## [JOB]
Take each line containing "country" and report it exactly as written.

## [Dataset records]
-- start --
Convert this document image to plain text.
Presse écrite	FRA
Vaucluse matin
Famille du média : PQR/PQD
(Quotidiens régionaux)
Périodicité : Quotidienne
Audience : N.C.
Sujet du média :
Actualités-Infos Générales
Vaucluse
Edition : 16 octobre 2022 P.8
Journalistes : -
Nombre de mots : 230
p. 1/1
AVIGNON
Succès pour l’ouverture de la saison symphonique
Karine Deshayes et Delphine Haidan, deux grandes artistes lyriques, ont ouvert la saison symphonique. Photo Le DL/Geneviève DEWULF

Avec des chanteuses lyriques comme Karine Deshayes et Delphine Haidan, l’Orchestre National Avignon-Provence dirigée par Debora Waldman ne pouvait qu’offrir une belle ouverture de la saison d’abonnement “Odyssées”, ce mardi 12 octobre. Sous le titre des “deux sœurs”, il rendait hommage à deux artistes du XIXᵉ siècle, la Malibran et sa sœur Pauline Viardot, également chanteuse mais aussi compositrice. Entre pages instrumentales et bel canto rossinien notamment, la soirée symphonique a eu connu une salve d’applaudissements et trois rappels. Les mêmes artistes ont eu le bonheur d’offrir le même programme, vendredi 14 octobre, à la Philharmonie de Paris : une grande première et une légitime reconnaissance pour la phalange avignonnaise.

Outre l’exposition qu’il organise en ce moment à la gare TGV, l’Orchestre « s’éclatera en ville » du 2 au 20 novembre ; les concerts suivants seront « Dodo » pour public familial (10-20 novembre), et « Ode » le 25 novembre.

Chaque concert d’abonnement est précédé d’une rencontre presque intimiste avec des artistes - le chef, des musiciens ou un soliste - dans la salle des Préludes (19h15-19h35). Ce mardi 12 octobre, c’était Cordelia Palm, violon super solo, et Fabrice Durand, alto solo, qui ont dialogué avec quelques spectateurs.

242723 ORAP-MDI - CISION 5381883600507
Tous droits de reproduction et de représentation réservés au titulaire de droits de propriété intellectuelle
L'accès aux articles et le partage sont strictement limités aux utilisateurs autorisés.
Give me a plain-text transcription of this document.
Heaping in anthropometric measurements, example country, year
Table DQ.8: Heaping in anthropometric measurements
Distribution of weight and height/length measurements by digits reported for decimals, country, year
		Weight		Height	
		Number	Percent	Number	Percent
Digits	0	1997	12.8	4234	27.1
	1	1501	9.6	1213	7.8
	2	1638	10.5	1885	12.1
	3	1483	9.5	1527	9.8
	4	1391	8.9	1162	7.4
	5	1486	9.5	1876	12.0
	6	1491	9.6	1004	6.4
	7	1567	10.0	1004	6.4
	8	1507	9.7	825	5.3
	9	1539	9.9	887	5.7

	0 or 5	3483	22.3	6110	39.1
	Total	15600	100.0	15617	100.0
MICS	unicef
-- end --
## [FULL OUTPUT]
Heaping in anthropometric measurements, example country, year
Distribution of weight and height/length measurements by digits reported for decimals, country, year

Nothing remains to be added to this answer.